** start AVAILABLE DATA **

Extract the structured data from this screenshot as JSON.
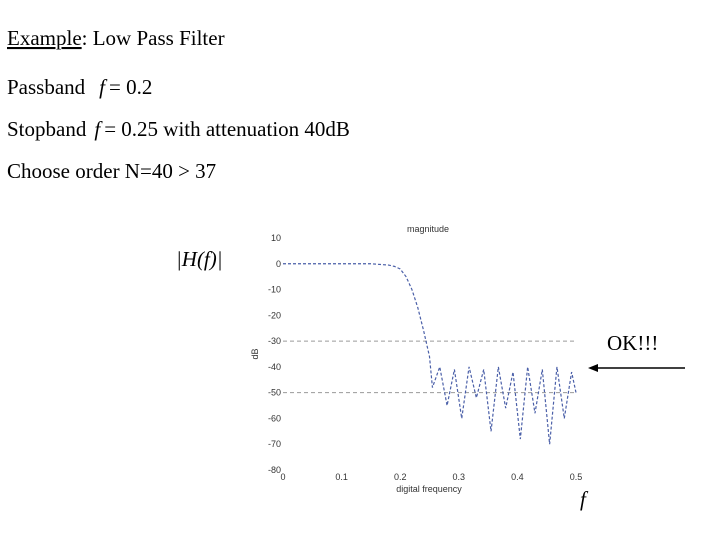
{
  "slide": {
    "heading": {
      "label": "Example",
      "rest": ": Low Pass Filter"
    },
    "passband": {
      "label": "Passband",
      "symbol": "f",
      "rest": "= 0.2"
    },
    "stopband": {
      "label": "Stopband",
      "symbol": "f",
      "rest": "= 0.25  with attenuation 40dB"
    },
    "order": "Choose order N=40 > 37",
    "magnitude_symbol": "|H(f)|",
    "ok_note": "OK!!!",
    "frequency_symbol": "f"
  },
  "chart_data": {
    "type": "line",
    "title": "magnitude",
    "x_label": "digital frequency",
    "y_label": "dB",
    "xlim": [
      0,
      0.5
    ],
    "ylim": [
      -80,
      10
    ],
    "xticks": [
      0,
      0.1,
      0.2,
      0.3,
      0.4,
      0.5
    ],
    "yticks": [
      10,
      0,
      -10,
      -20,
      -30,
      -40,
      -50,
      -60,
      -70,
      -80
    ],
    "reference_lines": [
      -30,
      -50
    ],
    "grid": false,
    "color": "#4a5fa8",
    "reference_color": "#9a9a9a",
    "x": [
      0,
      0.05,
      0.1,
      0.15,
      0.18,
      0.19,
      0.2,
      0.21,
      0.22,
      0.23,
      0.24,
      0.25,
      0.255,
      0.2675,
      0.28,
      0.2925,
      0.305,
      0.3175,
      0.33,
      0.3425,
      0.355,
      0.3675,
      0.38,
      0.3925,
      0.405,
      0.4175,
      0.43,
      0.4425,
      0.455,
      0.4675,
      0.48,
      0.4925,
      0.5
    ],
    "values": [
      0,
      0,
      0,
      0,
      -0.5,
      -1,
      -2,
      -5,
      -10,
      -17,
      -26,
      -36,
      -48,
      -40,
      -55,
      -41,
      -60,
      -40,
      -52,
      -41,
      -65,
      -40,
      -56,
      -42,
      -68,
      -40,
      -58,
      -41,
      -70,
      -40,
      -60,
      -42,
      -50
    ]
  }
}
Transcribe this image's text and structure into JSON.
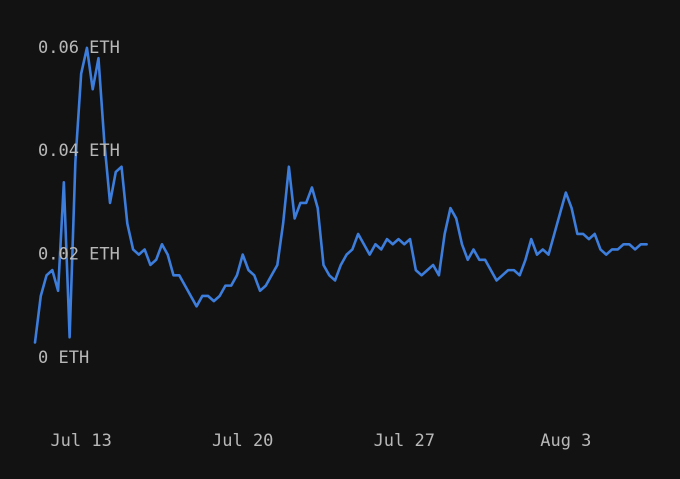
{
  "chart_data": {
    "type": "line",
    "categories": [
      null,
      null,
      null,
      null,
      null,
      null,
      null,
      null,
      "Jul 13",
      null,
      null,
      null,
      null,
      null,
      null,
      null,
      null,
      null,
      null,
      null,
      null,
      null,
      null,
      null,
      null,
      null,
      null,
      null,
      null,
      null,
      null,
      null,
      null,
      null,
      null,
      null,
      "Jul 20",
      null,
      null,
      null,
      null,
      null,
      null,
      null,
      null,
      null,
      null,
      null,
      null,
      null,
      null,
      null,
      null,
      null,
      null,
      null,
      null,
      null,
      null,
      null,
      null,
      null,
      null,
      null,
      "Jul 27",
      null,
      null,
      null,
      null,
      null,
      null,
      null,
      null,
      null,
      null,
      null,
      null,
      null,
      null,
      null,
      null,
      null,
      null,
      null,
      null,
      null,
      null,
      null,
      null,
      null,
      null,
      null,
      "Aug 3",
      null,
      null,
      null,
      null,
      null,
      null,
      null,
      null,
      null,
      null,
      null,
      null,
      null,
      null
    ],
    "values": [
      0.003,
      0.012,
      0.016,
      0.017,
      0.013,
      0.034,
      0.004,
      0.038,
      0.055,
      0.06,
      0.052,
      0.058,
      0.042,
      0.03,
      0.036,
      0.037,
      0.026,
      0.021,
      0.02,
      0.021,
      0.018,
      0.019,
      0.022,
      0.02,
      0.016,
      0.016,
      0.014,
      0.012,
      0.01,
      0.012,
      0.012,
      0.011,
      0.012,
      0.014,
      0.014,
      0.016,
      0.02,
      0.017,
      0.016,
      0.013,
      0.014,
      0.016,
      0.018,
      0.026,
      0.037,
      0.027,
      0.03,
      0.03,
      0.033,
      0.029,
      0.018,
      0.016,
      0.015,
      0.018,
      0.02,
      0.021,
      0.024,
      0.022,
      0.02,
      0.022,
      0.021,
      0.023,
      0.022,
      0.023,
      0.022,
      0.023,
      0.017,
      0.016,
      0.017,
      0.018,
      0.016,
      0.024,
      0.029,
      0.027,
      0.022,
      0.019,
      0.021,
      0.019,
      0.019,
      0.017,
      0.015,
      0.016,
      0.017,
      0.017,
      0.016,
      0.019,
      0.023,
      0.02,
      0.021,
      0.02,
      0.024,
      0.028,
      0.032,
      0.029,
      0.024,
      0.024,
      0.023,
      0.024,
      0.021,
      0.02,
      0.021,
      0.021,
      0.022,
      0.022,
      0.021,
      0.022,
      0.022
    ],
    "color": "#3d7ddb",
    "ylim": [
      0,
      0.065
    ],
    "yticks": [
      {
        "value": 0,
        "label": "0 ETH"
      },
      {
        "value": 0.02,
        "label": "0.02 ETH"
      },
      {
        "value": 0.04,
        "label": "0.04 ETH"
      },
      {
        "value": 0.06,
        "label": "0.06 ETH"
      }
    ],
    "grid": false
  }
}
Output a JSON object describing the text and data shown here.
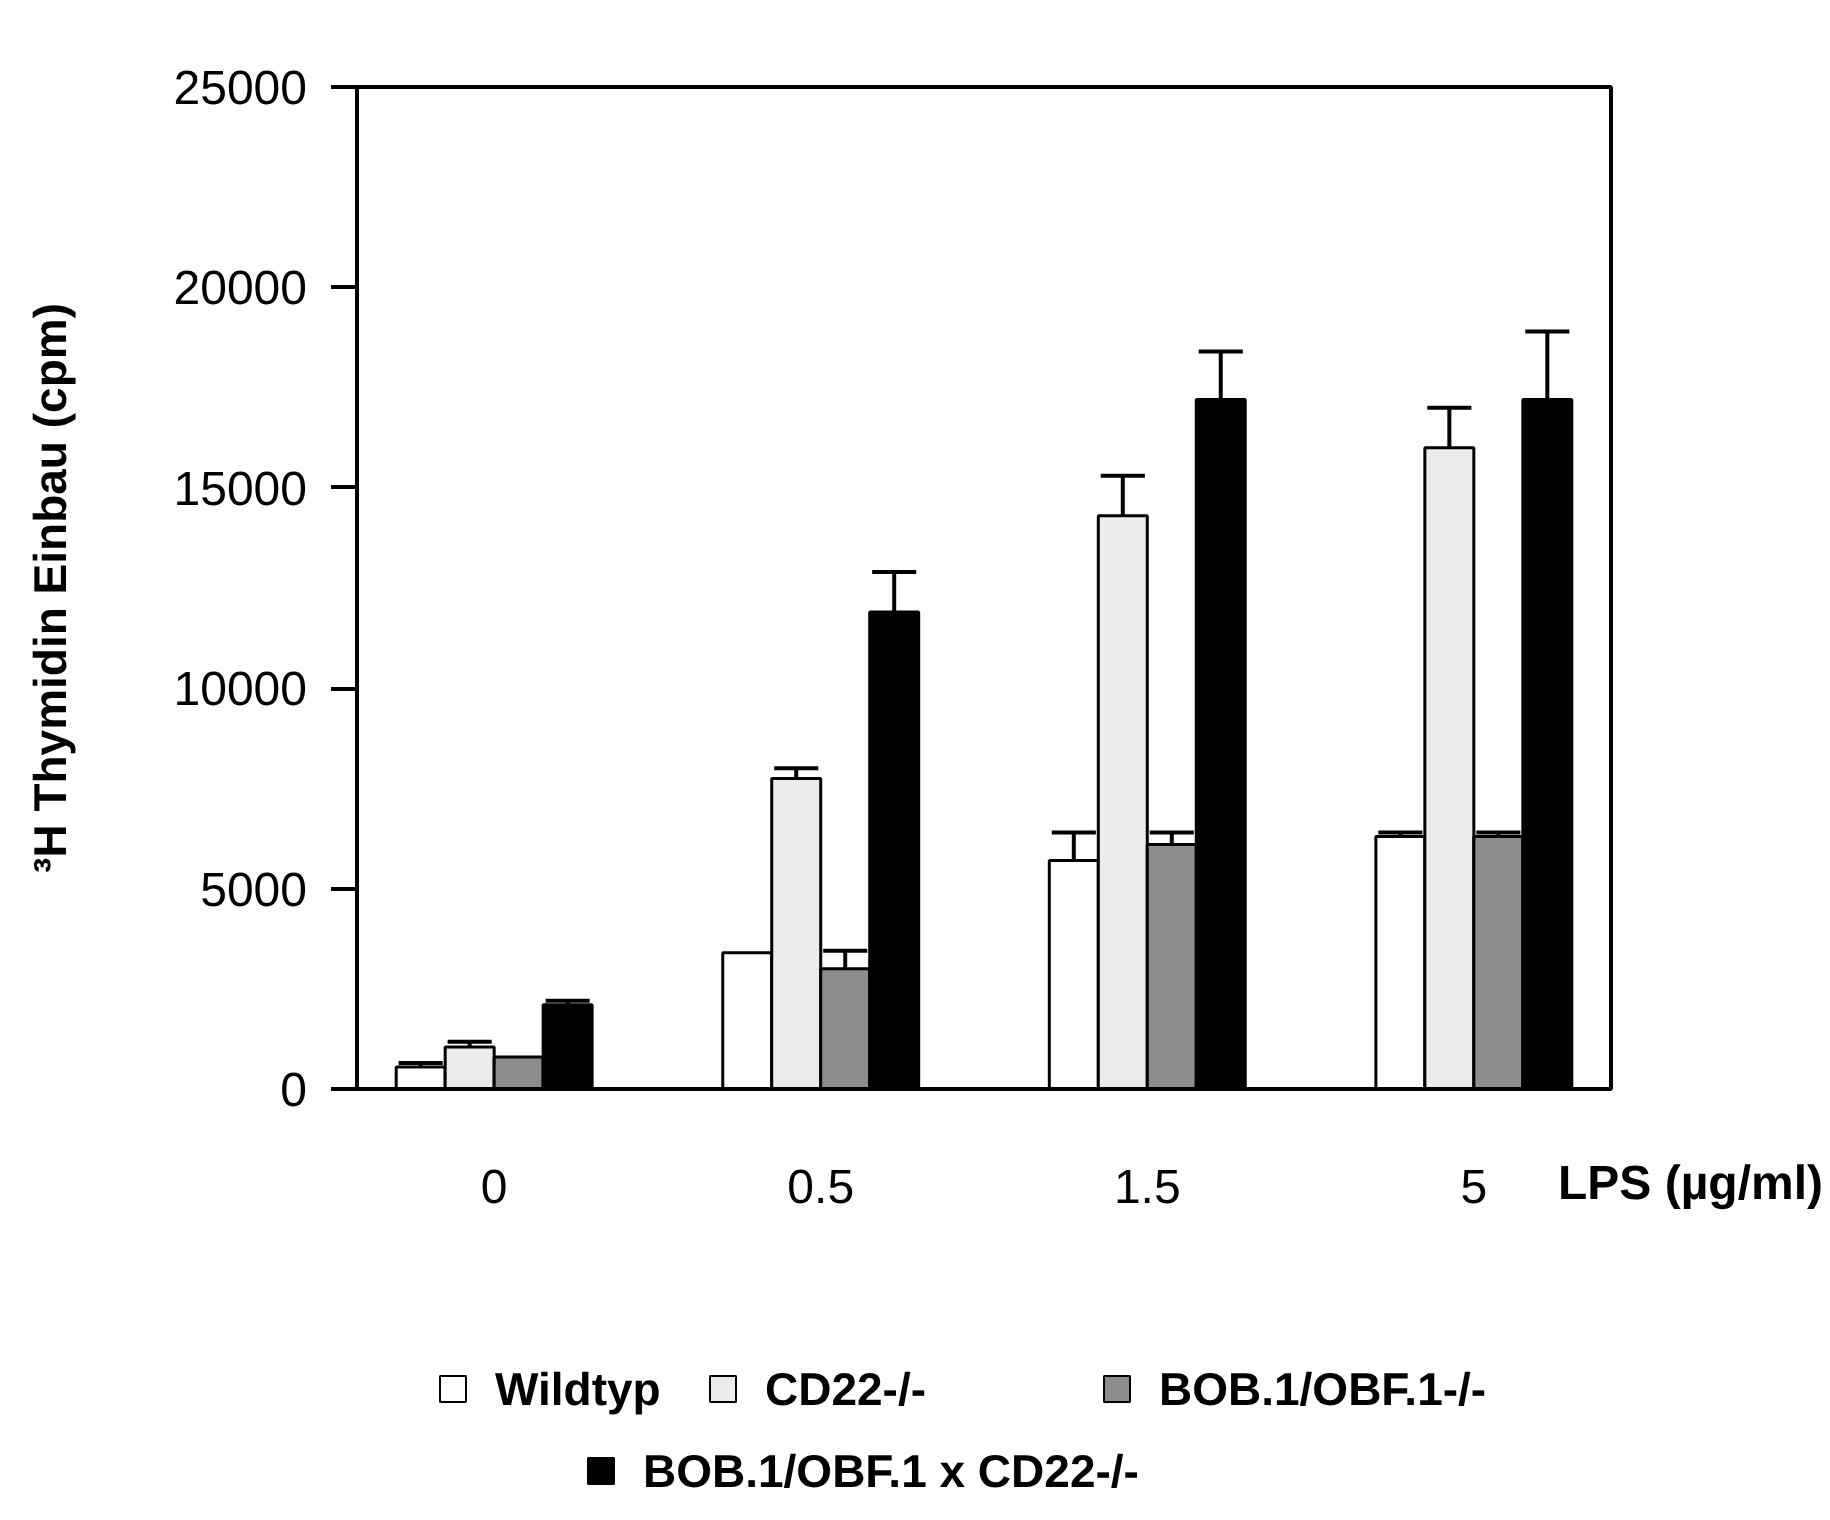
{
  "chart_data": {
    "type": "bar",
    "ylabel": "³H Thymidin Einbau (cpm)",
    "xlabel": "LPS (µg/ml)",
    "categories": [
      "0",
      "0.5",
      "1.5",
      "5"
    ],
    "ylim": [
      0,
      25000
    ],
    "yticks": [
      0,
      5000,
      10000,
      15000,
      20000,
      25000
    ],
    "legend": "bottom",
    "series": [
      {
        "name": "Wildtyp",
        "color": "#ffffff",
        "values": [
          550,
          3400,
          5700,
          6300
        ],
        "errors": [
          [
            550,
            650
          ],
          null,
          [
            5700,
            6400
          ],
          [
            6300,
            6400
          ]
        ]
      },
      {
        "name": "CD22-/-",
        "color": "#ececec",
        "values": [
          1050,
          7750,
          14300,
          16000
        ],
        "errors": [
          [
            1050,
            1180
          ],
          [
            7750,
            8000
          ],
          [
            14300,
            15300
          ],
          [
            16000,
            17000
          ]
        ]
      },
      {
        "name": "BOB.1/OBF.1-/-",
        "color": "#8c8c8c",
        "values": [
          800,
          3000,
          6100,
          6300
        ],
        "errors": [
          null,
          [
            3000,
            3450
          ],
          [
            6100,
            6400
          ],
          [
            6300,
            6400
          ]
        ]
      },
      {
        "name": "BOB.1/OBF.1 x CD22-/-",
        "color": "#000000",
        "values": [
          2100,
          11900,
          17200,
          17200
        ],
        "errors": [
          [
            2100,
            2200
          ],
          [
            11900,
            12900
          ],
          [
            17200,
            18400
          ],
          [
            17200,
            18900
          ]
        ]
      }
    ]
  }
}
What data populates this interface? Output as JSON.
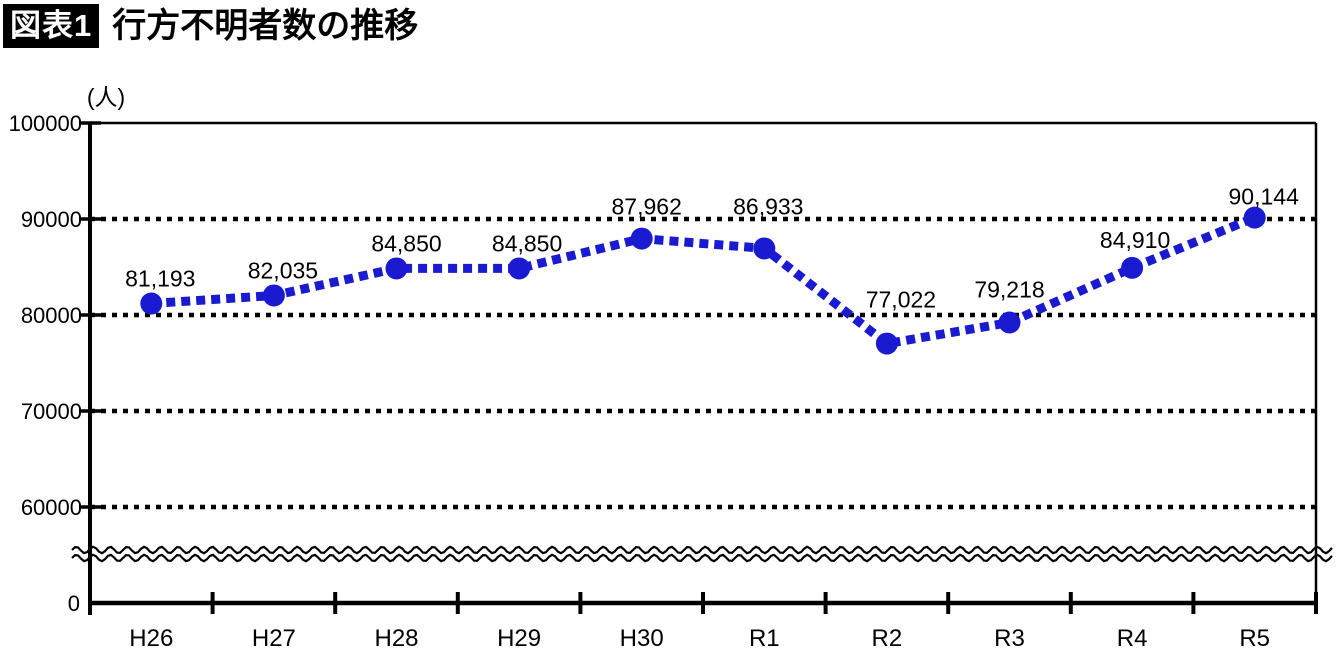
{
  "header": {
    "badge": "図表1",
    "title": "行方不明者数の推移"
  },
  "chart_data": {
    "type": "line",
    "title": "行方不明者数の推移",
    "unit": "(人)",
    "categories": [
      "H26",
      "H27",
      "H28",
      "H29",
      "H30",
      "R1",
      "R2",
      "R3",
      "R4",
      "R5"
    ],
    "values": [
      81193,
      82035,
      84850,
      84850,
      87962,
      86933,
      77022,
      79218,
      84910,
      90144
    ],
    "value_labels": [
      "81,193",
      "82,035",
      "84,850",
      "84,850",
      "87,962",
      "86,933",
      "77,022",
      "79,218",
      "84,910",
      "90,144"
    ],
    "y_ticks": [
      100000,
      90000,
      80000,
      70000,
      60000
    ],
    "y_tick_labels": [
      "100000",
      "90000",
      "80000",
      "70000",
      "60000"
    ],
    "origin_label": "0",
    "ylim": [
      0,
      100000
    ],
    "axis_break": true,
    "grid": "horizontal-dotted",
    "legend": "none",
    "line_style": "dashed",
    "marker": "circle",
    "line_color": "#1a1ad1",
    "axis_color": "#000000",
    "label_offsets": {
      "dx": [
        9,
        9,
        10,
        8,
        5,
        4,
        14,
        0,
        3,
        9
      ],
      "dy": [
        -17,
        -17,
        -17,
        -17,
        -24,
        -34,
        -36,
        -25,
        -20,
        -13
      ]
    }
  }
}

** end AVAILABLE DATA **

TASK TO CARRY OUT
Pick out all the lines with the word "JSON" in them and copy them.

EXPECTED OUTPUT
Extract the structured data from this screenshot as JSON.
Transcribe this image's text and structure into JSON.
Output a JSON object describing the text and data shown here.
What data populates this interface? Output as JSON.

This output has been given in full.